• Exercise requirements:
Every line in the listing is to be echoed verbatim.

• Excerpted data:
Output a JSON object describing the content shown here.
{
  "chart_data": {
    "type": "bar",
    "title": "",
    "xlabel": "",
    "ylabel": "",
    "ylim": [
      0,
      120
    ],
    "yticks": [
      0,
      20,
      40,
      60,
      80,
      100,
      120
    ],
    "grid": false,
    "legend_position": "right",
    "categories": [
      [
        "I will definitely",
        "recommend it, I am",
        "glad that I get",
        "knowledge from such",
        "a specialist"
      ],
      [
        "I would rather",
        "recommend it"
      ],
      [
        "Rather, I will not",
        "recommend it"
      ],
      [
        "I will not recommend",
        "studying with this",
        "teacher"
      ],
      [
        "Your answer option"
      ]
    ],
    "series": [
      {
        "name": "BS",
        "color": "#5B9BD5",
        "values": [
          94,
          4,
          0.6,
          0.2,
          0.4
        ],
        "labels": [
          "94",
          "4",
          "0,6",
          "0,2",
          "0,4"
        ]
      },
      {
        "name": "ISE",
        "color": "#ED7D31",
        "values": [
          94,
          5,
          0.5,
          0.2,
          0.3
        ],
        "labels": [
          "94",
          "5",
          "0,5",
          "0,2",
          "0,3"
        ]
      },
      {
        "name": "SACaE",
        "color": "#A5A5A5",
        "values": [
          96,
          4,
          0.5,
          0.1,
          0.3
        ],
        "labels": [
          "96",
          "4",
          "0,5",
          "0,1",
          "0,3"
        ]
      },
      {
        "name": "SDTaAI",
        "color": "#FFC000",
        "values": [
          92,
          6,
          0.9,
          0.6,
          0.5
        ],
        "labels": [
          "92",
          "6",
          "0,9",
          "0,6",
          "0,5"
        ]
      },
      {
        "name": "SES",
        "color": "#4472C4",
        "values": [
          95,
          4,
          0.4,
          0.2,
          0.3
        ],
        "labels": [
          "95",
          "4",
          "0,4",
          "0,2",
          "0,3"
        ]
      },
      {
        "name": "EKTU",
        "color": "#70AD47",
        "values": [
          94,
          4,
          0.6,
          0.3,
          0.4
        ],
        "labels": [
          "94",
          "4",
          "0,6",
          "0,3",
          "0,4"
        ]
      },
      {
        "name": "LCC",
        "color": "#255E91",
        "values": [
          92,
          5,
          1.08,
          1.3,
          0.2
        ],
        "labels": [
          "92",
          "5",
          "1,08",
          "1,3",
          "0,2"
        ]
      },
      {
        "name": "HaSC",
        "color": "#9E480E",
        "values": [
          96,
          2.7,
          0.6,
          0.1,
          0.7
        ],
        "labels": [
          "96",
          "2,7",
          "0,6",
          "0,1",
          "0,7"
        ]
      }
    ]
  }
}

• Task response:
Output a JSON object describing the content shown here.
{
  "chart_data": {
    "type": "bar",
    "title": "",
    "xlabel": "",
    "ylabel": "",
    "ylim": [
      0,
      120
    ],
    "yticks": [
      0,
      20,
      40,
      60,
      80,
      100,
      120
    ],
    "grid": false,
    "legend_position": "right",
    "categories": [
      [
        "I will definitely",
        "recommend it, I am",
        "glad that I get",
        "knowledge from such",
        "a specialist"
      ],
      [
        "I would rather",
        "recommend it"
      ],
      [
        "Rather, I will not",
        "recommend it"
      ],
      [
        "I will not recommend",
        "studying with this",
        "teacher"
      ],
      [
        "Your answer option"
      ]
    ],
    "series": [
      {
        "name": "BS",
        "color": "#5B9BD5",
        "values": [
          94,
          4,
          0.6,
          0.2,
          0.4
        ],
        "labels": [
          "94",
          "4",
          "0,6",
          "0,2",
          "0,4"
        ]
      },
      {
        "name": "ISE",
        "color": "#ED7D31",
        "values": [
          94,
          5,
          0.5,
          0.2,
          0.3
        ],
        "labels": [
          "94",
          "5",
          "0,5",
          "0,2",
          "0,3"
        ]
      },
      {
        "name": "SACaE",
        "color": "#A5A5A5",
        "values": [
          96,
          4,
          0.5,
          0.1,
          0.3
        ],
        "labels": [
          "96",
          "4",
          "0,5",
          "0,1",
          "0,3"
        ]
      },
      {
        "name": "SDTaAI",
        "color": "#FFC000",
        "values": [
          92,
          6,
          0.9,
          0.6,
          0.5
        ],
        "labels": [
          "92",
          "6",
          "0,9",
          "0,6",
          "0,5"
        ]
      },
      {
        "name": "SES",
        "color": "#4472C4",
        "values": [
          95,
          4,
          0.4,
          0.2,
          0.3
        ],
        "labels": [
          "95",
          "4",
          "0,4",
          "0,2",
          "0,3"
        ]
      },
      {
        "name": "EKTU",
        "color": "#70AD47",
        "values": [
          94,
          4,
          0.6,
          0.3,
          0.4
        ],
        "labels": [
          "94",
          "4",
          "0,6",
          "0,3",
          "0,4"
        ]
      },
      {
        "name": "LCC",
        "color": "#255E91",
        "values": [
          92,
          5,
          1.08,
          1.3,
          0.2
        ],
        "labels": [
          "92",
          "5",
          "1,08",
          "1,3",
          "0,2"
        ]
      },
      {
        "name": "HaSC",
        "color": "#9E480E",
        "values": [
          96,
          2.7,
          0.6,
          0.1,
          0.7
        ],
        "labels": [
          "96",
          "2,7",
          "0,6",
          "0,1",
          "0,7"
        ]
      }
    ]
  }
}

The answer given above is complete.